***** DATA ENTRIES

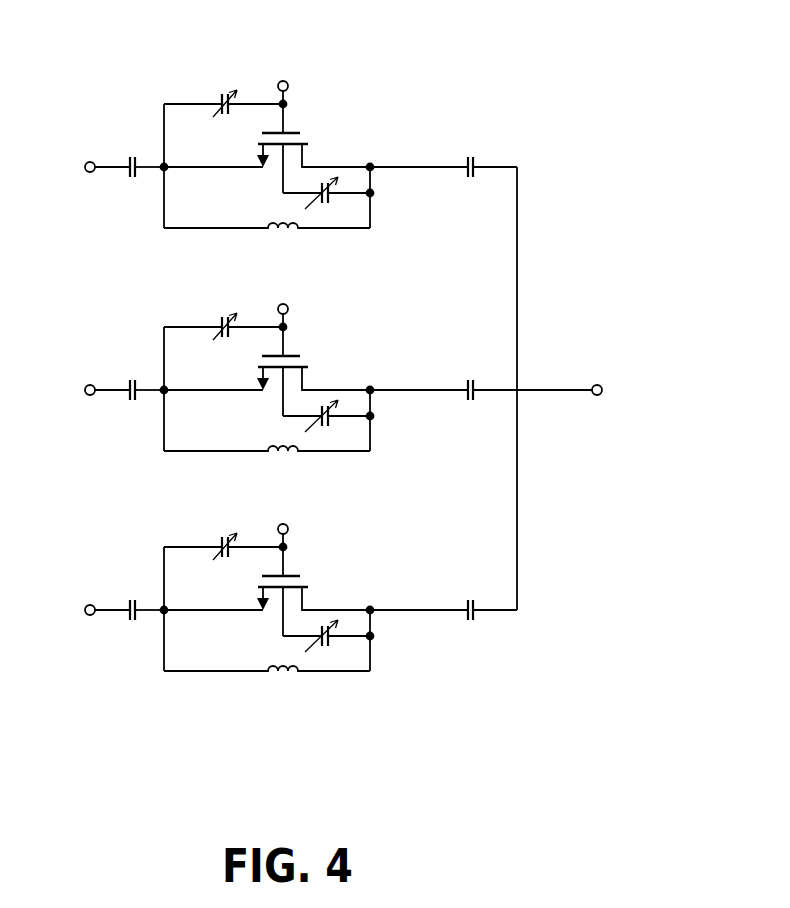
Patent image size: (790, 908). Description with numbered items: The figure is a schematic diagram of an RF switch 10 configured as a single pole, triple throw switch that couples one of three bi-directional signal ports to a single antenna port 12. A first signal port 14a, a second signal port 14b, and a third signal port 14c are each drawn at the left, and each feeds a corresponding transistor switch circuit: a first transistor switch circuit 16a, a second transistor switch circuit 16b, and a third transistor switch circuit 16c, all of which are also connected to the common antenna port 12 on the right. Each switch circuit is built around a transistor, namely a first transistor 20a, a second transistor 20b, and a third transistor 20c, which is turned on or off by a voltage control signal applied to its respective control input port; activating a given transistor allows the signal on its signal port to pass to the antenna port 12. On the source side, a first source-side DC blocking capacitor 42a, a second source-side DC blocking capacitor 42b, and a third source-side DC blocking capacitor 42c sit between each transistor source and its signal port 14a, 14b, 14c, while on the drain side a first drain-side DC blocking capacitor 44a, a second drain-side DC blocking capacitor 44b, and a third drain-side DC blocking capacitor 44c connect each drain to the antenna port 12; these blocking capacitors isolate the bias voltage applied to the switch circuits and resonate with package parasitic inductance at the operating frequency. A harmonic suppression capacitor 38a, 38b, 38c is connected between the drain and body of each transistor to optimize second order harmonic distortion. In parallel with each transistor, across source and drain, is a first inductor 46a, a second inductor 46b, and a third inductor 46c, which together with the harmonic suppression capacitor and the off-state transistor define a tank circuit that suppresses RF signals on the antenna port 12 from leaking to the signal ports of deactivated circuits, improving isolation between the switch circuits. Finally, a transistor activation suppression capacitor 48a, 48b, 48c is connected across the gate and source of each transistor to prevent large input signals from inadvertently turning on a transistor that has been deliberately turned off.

The RF switch 10 is at (598, 120).
The antenna port 12 is at (597, 383).
The first signal port 14a is at (101, 192).
The second signal port 14b is at (101, 415).
The third signal port 14c is at (101, 635).
The first transistor switch circuit 16a is at (271, 136).
The second transistor switch circuit 16b is at (271, 360).
The third transistor switch circuit 16c is at (271, 584).
The first transistor 20a is at (313, 158).
The second transistor 20b is at (313, 381).
The third transistor 20c is at (313, 601).
The harmonic suppression capacitor Cap_HD2 38a is at (352, 209).
The harmonic suppression capacitor Cap_HD2 38b is at (352, 432).
The harmonic suppression capacitor Cap_HD2 38c is at (351, 652).
The first source-side DC blocking capacitor 42a is at (130, 143).
The second source-side DC blocking capacitor 42b is at (130, 366).
The third source-side DC blocking capacitor 42c is at (131, 586).
The first drain-side DC blocking capacitor 44a is at (443, 150).
The second drain-side DC blocking capacitor 44b is at (443, 373).
The third drain-side DC blocking capacitor 44c is at (443, 593).
The first inductor 46a is at (267, 210).
The second inductor 46b is at (267, 433).
The third inductor 46c is at (267, 653).
The first transistor activation suppression capacitor Cgs_1dB 48a is at (210, 124).
The second transistor activation suppression capacitor Cgs_1dB 48b is at (210, 347).
The third transistor activation suppression capacitor Cgs_1dB 48c is at (211, 567).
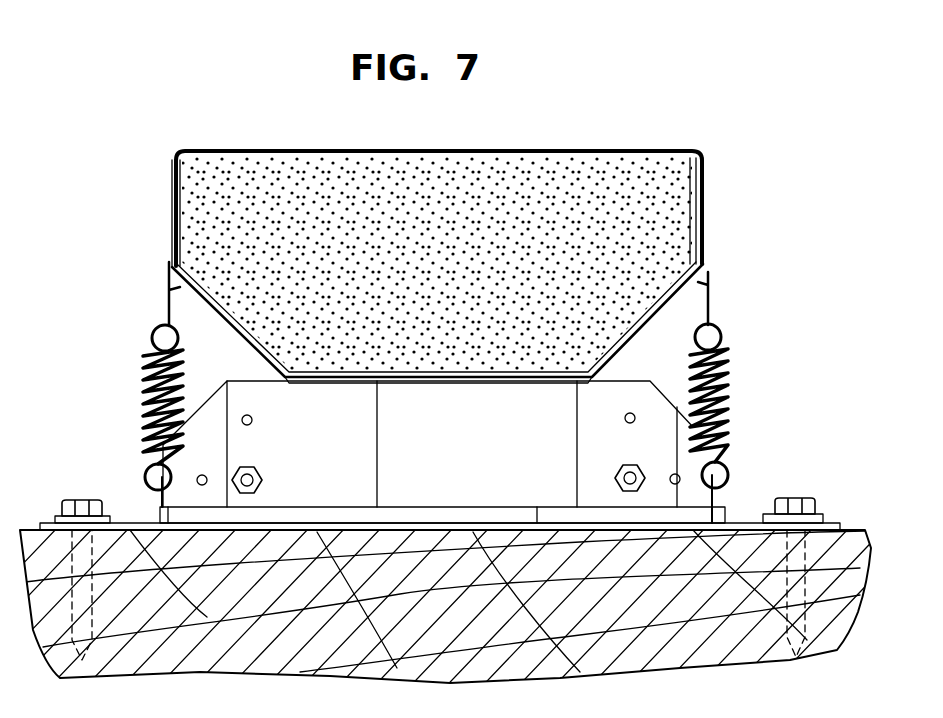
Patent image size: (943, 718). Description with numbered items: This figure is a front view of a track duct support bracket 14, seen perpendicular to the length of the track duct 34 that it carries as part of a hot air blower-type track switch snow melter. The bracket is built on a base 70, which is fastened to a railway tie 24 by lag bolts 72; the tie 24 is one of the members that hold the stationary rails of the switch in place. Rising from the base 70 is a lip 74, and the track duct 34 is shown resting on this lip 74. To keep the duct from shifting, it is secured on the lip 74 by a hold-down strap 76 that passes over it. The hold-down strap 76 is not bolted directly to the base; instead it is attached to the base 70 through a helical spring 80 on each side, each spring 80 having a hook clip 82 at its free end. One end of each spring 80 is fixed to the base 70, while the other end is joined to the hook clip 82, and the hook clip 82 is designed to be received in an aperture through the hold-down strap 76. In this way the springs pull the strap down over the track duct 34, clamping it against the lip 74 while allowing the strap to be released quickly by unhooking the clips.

The track duct support bracket 14 is at (713, 142).
The track duct 34 is at (475, 200).
The hold-down strap 76 is at (705, 204).
The lip 74 is at (593, 374).
The helical spring 80 is at (148, 395).
The hook clip 82 is at (166, 304).
The base 70 is at (738, 525).
The lag bolts 72 is at (82, 500).
The tie 24 is at (712, 650).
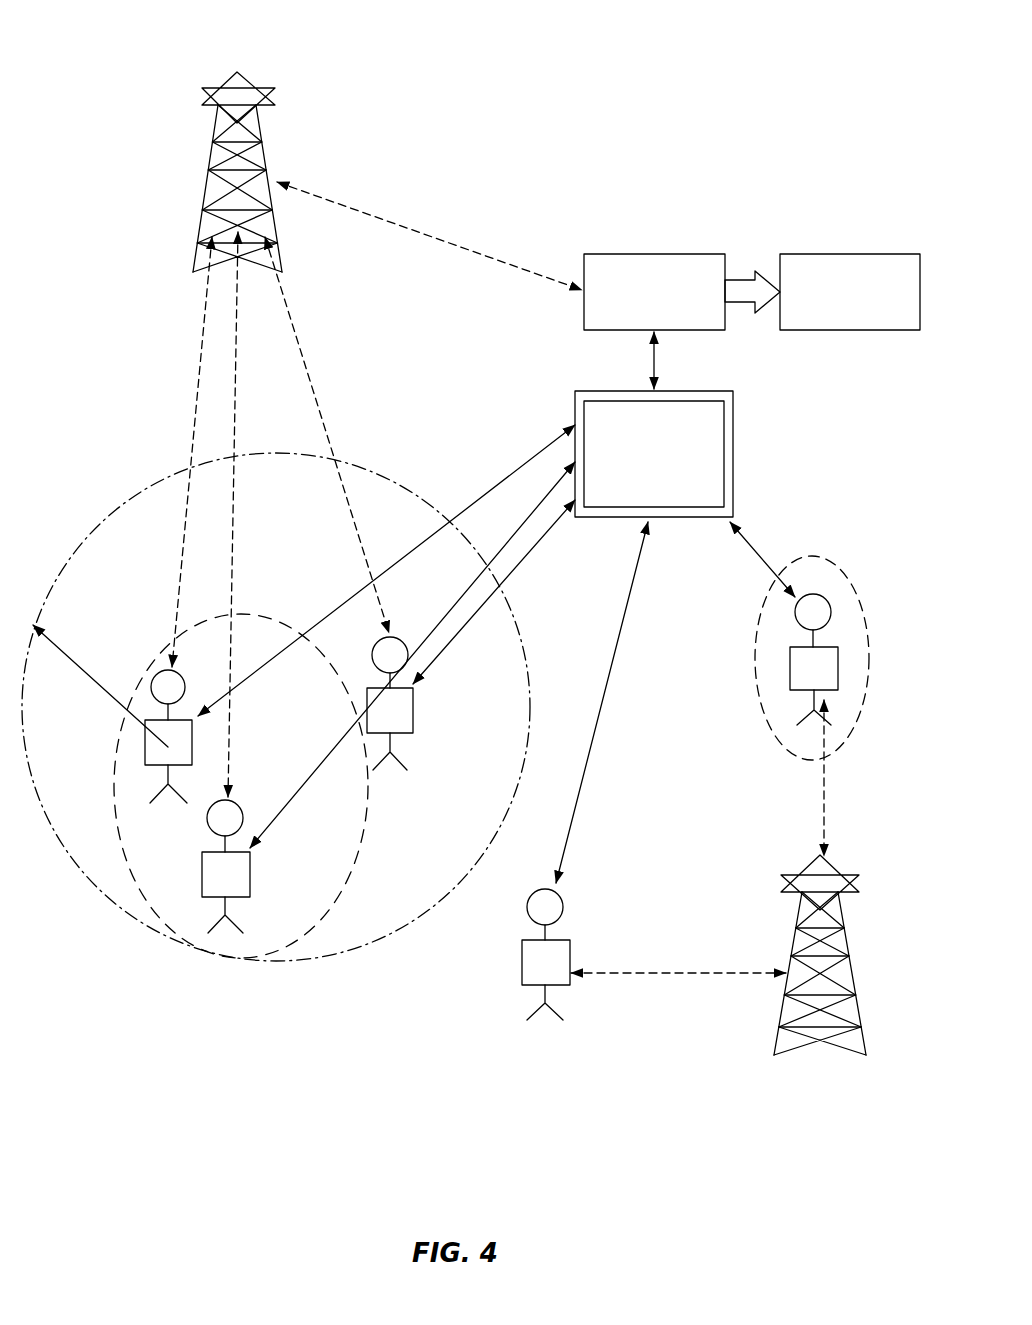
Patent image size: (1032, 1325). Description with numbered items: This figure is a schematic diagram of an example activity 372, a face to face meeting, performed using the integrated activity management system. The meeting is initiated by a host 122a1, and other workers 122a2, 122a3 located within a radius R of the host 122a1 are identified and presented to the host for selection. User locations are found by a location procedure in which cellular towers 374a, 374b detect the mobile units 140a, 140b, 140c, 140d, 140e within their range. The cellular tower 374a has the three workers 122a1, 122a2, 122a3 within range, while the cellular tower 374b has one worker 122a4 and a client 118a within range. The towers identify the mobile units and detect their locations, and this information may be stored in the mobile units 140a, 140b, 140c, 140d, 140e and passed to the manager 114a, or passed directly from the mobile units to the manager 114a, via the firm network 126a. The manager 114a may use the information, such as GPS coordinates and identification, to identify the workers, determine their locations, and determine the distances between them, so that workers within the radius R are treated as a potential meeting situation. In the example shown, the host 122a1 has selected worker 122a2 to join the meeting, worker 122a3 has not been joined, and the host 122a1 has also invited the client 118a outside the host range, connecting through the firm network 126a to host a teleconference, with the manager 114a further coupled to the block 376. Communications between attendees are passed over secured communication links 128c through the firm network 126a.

**********

## STATED TASK:
Reproduce all of the items above word for word, leaving out the pictures.

## REPLY:
Patent image size: (790, 908). Description with numbered items: The figure is a schematic diagram of an RF switch 10 configured as a single pole, triple throw switch that couples one of three bi-directional signal ports to a single antenna port 12. A first signal port 14a, a second signal port 14b, and a third signal port 14c are each drawn at the left, and each feeds a corresponding transistor switch circuit: a first transistor switch circuit 16a, a second transistor switch circuit 16b, and a third transistor switch circuit 16c, all of which are also connected to the common antenna port 12 on the right. Each switch circuit is built around a transistor, namely a first transistor 20a, a second transistor 20b, and a third transistor 20c, which is turned on or off by a voltage control signal applied to its respective control input port; activating a given transistor allows the signal on its signal port to pass to the antenna port 12. On the source side, a first source-side DC blocking capacitor 42a, a second source-side DC blocking capacitor 42b, and a third source-side DC blocking capacitor 42c sit between each transistor source and its signal port 14a, 14b, 14c, while on the drain side a first drain-side DC blocking capacitor 44a, a second drain-side DC blocking capacitor 44b, and a third drain-side DC blocking capacitor 44c connect each drain to the antenna port 12; these blocking capacitors isolate the bias voltage applied to the switch circuits and resonate with package parasitic inductance at the operating frequency. A harmonic suppression capacitor 38a, 38b, 38c is connected between the drain and body of each transistor to optimize second order harmonic distortion. In parallel with each transistor, across source and drain, is a first inductor 46a, a second inductor 46b, and a third inductor 46c, which together with the harmonic suppression capacitor and the off-state transistor define a tank circuit that suppresses RF signals on the antenna port 12 from leaking to the signal ports of deactivated circuits, improving isolation between the switch circuits. Finally, a transistor activation suppression capacitor 48a, 48b, 48c is connected across the gate and source of each transistor to prevent large input signals from inadvertently turning on a transistor that has been deliberately turned off.

The RF switch 10 is at (598, 120).
The antenna port 12 is at (597, 383).
The first signal port 14a is at (101, 192).
The second signal port 14b is at (101, 415).
The third signal port 14c is at (101, 635).
The first transistor switch circuit 16a is at (271, 136).
The second transistor switch circuit 16b is at (271, 360).
The third transistor switch circuit 16c is at (271, 584).
The first transistor 20a is at (313, 158).
The second transistor 20b is at (313, 381).
The third transistor 20c is at (313, 601).
The harmonic suppression capacitor Cap_HD2 38a is at (352, 209).
The harmonic suppression capacitor Cap_HD2 38b is at (352, 432).
The harmonic suppression capacitor Cap_HD2 38c is at (351, 652).
The first source-side DC blocking capacitor 42a is at (130, 143).
The second source-side DC blocking capacitor 42b is at (130, 366).
The third source-side DC blocking capacitor 42c is at (131, 586).
The first drain-side DC blocking capacitor 44a is at (443, 150).
The second drain-side DC blocking capacitor 44b is at (443, 373).
The third drain-side DC blocking capacitor 44c is at (443, 593).
The first inductor 46a is at (267, 210).
The second inductor 46b is at (267, 433).
The third inductor 46c is at (267, 653).
The first transistor activation suppression capacitor Cgs_1dB 48a is at (210, 124).
The second transistor activation suppression capacitor Cgs_1dB 48b is at (210, 347).
The third transistor activation suppression capacitor Cgs_1dB 48c is at (211, 567).
Patent image size: (943, 718). Description with numbered items: This figure is a front view of a track duct support bracket 14, seen perpendicular to the length of the track duct 34 that it carries as part of a hot air blower-type track switch snow melter. The bracket is built on a base 70, which is fastened to a railway tie 24 by lag bolts 72; the tie 24 is one of the members that hold the stationary rails of the switch in place. Rising from the base 70 is a lip 74, and the track duct 34 is shown resting on this lip 74. To keep the duct from shifting, it is secured on the lip 74 by a hold-down strap 76 that passes over it. The hold-down strap 76 is not bolted directly to the base; instead it is attached to the base 70 through a helical spring 80 on each side, each spring 80 having a hook clip 82 at its free end. One end of each spring 80 is fixed to the base 70, while the other end is joined to the hook clip 82, and the hook clip 82 is designed to be received in an aperture through the hold-down strap 76. In this way the springs pull the strap down over the track duct 34, clamping it against the lip 74 while allowing the strap to be released quickly by unhooking the clips.

The track duct support bracket 14 is at (713, 142).
The track duct 34 is at (475, 200).
The hold-down strap 76 is at (705, 204).
The lip 74 is at (593, 374).
The helical spring 80 is at (148, 395).
The hook clip 82 is at (166, 304).
The base 70 is at (738, 525).
The lag bolts 72 is at (82, 500).
The tie 24 is at (712, 650).
Patent image size: (1032, 1325). Description with numbered items: This figure is a schematic diagram of an example activity 372, a face to face meeting, performed using the integrated activity management system. The meeting is initiated by a host 122a1, and other workers 122a2, 122a3 located within a radius R of the host 122a1 are identified and presented to the host for selection. User locations are found by a location procedure in which cellular towers 374a, 374b detect the mobile units 140a, 140b, 140c, 140d, 140e within their range. The cellular tower 374a has the three workers 122a1, 122a2, 122a3 within range, while the cellular tower 374b has one worker 122a4 and a client 118a within range. The towers identify the mobile units and detect their locations, and this information may be stored in the mobile units 140a, 140b, 140c, 140d, 140e and passed to the manager 114a, or passed directly from the mobile units to the manager 114a, via the firm network 126a. The manager 114a may use the information, such as GPS coordinates and identification, to identify the workers, determine their locations, and determine the distances between them, so that workers within the radius R are treated as a potential meeting situation. In the example shown, the host 122a1 has selected worker 122a2 to join the meeting, worker 122a3 has not been joined, and the host 122a1 has also invited the client 118a outside the host range, connecting through the firm network 126a to host a teleconference, with the manager 114a further coupled to the block 376. Communications between attendees are passed over secured communication links 128c through the firm network 126a.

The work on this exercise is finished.